▸ **What needs to be done**
Reproduce all the entries precisely.

▸ **Excerpted records**
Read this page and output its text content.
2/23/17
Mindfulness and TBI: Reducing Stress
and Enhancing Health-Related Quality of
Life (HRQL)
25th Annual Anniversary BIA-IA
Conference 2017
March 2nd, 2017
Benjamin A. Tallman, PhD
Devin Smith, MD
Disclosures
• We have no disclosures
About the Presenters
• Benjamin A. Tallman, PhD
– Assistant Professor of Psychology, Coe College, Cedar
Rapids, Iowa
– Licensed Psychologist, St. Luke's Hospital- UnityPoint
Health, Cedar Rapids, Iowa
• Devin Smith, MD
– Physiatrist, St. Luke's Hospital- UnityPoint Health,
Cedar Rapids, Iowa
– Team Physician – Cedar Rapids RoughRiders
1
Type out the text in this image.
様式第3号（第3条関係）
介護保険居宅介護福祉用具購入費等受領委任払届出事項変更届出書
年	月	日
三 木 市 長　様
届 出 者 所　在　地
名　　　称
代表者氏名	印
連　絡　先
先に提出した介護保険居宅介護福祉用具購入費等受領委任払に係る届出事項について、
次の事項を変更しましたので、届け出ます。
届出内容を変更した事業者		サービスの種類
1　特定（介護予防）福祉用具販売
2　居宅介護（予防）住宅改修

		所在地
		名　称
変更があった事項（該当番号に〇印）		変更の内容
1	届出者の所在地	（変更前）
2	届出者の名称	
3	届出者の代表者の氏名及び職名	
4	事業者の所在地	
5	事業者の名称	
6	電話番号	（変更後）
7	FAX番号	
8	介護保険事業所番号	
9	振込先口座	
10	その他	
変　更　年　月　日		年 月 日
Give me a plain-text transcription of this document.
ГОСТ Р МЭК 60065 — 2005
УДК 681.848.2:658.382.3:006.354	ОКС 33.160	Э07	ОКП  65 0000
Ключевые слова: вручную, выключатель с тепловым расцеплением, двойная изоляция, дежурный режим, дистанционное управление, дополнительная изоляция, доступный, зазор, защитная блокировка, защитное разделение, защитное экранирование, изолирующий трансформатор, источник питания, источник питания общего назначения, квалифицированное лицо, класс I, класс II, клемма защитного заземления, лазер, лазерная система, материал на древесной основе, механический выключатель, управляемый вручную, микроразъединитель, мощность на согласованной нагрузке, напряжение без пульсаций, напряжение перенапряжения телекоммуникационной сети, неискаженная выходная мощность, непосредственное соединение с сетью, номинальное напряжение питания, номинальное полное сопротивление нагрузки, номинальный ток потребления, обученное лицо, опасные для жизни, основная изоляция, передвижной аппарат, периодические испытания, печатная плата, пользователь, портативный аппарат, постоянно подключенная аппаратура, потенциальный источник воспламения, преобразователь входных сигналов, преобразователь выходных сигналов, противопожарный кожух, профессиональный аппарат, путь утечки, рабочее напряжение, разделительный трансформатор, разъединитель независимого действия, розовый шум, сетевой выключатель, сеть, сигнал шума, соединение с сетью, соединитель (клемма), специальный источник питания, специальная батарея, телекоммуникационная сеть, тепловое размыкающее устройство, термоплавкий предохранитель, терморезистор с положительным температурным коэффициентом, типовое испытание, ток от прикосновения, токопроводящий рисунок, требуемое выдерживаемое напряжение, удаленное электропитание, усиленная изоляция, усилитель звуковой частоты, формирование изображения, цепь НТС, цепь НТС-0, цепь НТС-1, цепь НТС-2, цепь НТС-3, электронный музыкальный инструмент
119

▸ **Worked answer**
Read this page and output its text content.
2/23/17
Mindfulness and TBI: Reducing Stress
and Enhancing Health-Related Quality of
Life (HRQL)
25th Annual Anniversary BIA-IA
Conference 2017
March 2nd, 2017
Benjamin A. Tallman, PhD
Devin Smith, MD
Disclosures
• We have no disclosures
About the Presenters
• Benjamin A. Tallman, PhD
– Assistant Professor of Psychology, Coe College, Cedar
Rapids, Iowa
– Licensed Psychologist, St. Luke's Hospital- UnityPoint
Health, Cedar Rapids, Iowa
• Devin Smith, MD
– Physiatrist, St. Luke's Hospital- UnityPoint Health,
Cedar Rapids, Iowa
– Team Physician – Cedar Rapids RoughRiders
1
Type out the text in this image.
様式第3号（第3条関係）
介護保険居宅介護福祉用具購入費等受領委任払届出事項変更届出書
年	月	日
三 木 市 長　様
届 出 者 所　在　地
名　　　称
代表者氏名	印
連　絡　先
先に提出した介護保険居宅介護福祉用具購入費等受領委任払に係る届出事項について、
次の事項を変更しましたので、届け出ます。
届出内容を変更した事業者		サービスの種類
1　特定（介護予防）福祉用具販売
2　居宅介護（予防）住宅改修

		所在地
		名　称
変更があった事項（該当番号に〇印）		変更の内容
1	届出者の所在地	（変更前）
2	届出者の名称	
3	届出者の代表者の氏名及び職名	
4	事業者の所在地	
5	事業者の名称	
6	電話番号	（変更後）
7	FAX番号	
8	介護保険事業所番号	
9	振込先口座	
10	その他	
変　更　年　月　日		年 月 日
Give me a plain-text transcription of this document.
ГОСТ Р МЭК 60065 — 2005
УДК 681.848.2:658.382.3:006.354	ОКС 33.160	Э07	ОКП  65 0000
Ключевые слова: вручную, выключатель с тепловым расцеплением, двойная изоляция, дежурный режим, дистанционное управление, дополнительная изоляция, доступный, зазор, защитная блокировка, защитное разделение, защитное экранирование, изолирующий трансформатор, источник питания, источник питания общего назначения, квалифицированное лицо, класс I, класс II, клемма защитного заземления, лазер, лазерная система, материал на древесной основе, механический выключатель, управляемый вручную, микроразъединитель, мощность на согласованной нагрузке, напряжение без пульсаций, напряжение перенапряжения телекоммуникационной сети, неискаженная выходная мощность, непосредственное соединение с сетью, номинальное напряжение питания, номинальное полное сопротивление нагрузки, номинальный ток потребления, обученное лицо, опасные для жизни, основная изоляция, передвижной аппарат, периодические испытания, печатная плата, пользователь, портативный аппарат, постоянно подключенная аппаратура, потенциальный источник воспламения, преобразователь входных сигналов, преобразователь выходных сигналов, противопожарный кожух, профессиональный аппарат, путь утечки, рабочее напряжение, разделительный трансформатор, разъединитель независимого действия, розовый шум, сетевой выключатель, сеть, сигнал шума, соединение с сетью, соединитель (клемма), специальный источник питания, специальная батарея, телекоммуникационная сеть, тепловое размыкающее устройство, термоплавкий предохранитель, терморезистор с положительным температурным коэффициентом, типовое испытание, ток от прикосновения, токопроводящий рисунок, требуемое выдерживаемое напряжение, удаленное электропитание, усиленная изоляция, усилитель звуковой частоты, формирование изображения, цепь НТС, цепь НТС-0, цепь НТС-1, цепь НТС-2, цепь НТС-3, электронный музыкальный инструмент
119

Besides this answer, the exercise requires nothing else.